### What to do:
Report only how many lines of the entries below contain the string "nbetween".

### Provided entries:
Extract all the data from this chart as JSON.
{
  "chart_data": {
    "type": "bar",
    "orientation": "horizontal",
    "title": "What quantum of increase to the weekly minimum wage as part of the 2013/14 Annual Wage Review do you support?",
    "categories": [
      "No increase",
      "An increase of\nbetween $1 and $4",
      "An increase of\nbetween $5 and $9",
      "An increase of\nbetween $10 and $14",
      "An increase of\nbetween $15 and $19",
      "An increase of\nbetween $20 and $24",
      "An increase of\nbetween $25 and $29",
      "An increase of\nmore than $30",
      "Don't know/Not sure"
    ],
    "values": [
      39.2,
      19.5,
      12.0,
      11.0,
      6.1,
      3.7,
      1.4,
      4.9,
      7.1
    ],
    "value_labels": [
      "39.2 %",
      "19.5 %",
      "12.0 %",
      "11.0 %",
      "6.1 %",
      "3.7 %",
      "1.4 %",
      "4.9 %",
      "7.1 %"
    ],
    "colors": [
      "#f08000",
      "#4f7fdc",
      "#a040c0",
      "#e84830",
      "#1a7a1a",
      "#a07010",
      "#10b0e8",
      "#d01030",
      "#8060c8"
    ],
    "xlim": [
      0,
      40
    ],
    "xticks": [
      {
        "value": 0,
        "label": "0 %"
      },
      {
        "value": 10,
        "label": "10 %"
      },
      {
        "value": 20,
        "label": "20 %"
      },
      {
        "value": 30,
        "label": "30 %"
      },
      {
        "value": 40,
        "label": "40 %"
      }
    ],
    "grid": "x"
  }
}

### Answer for the task:
6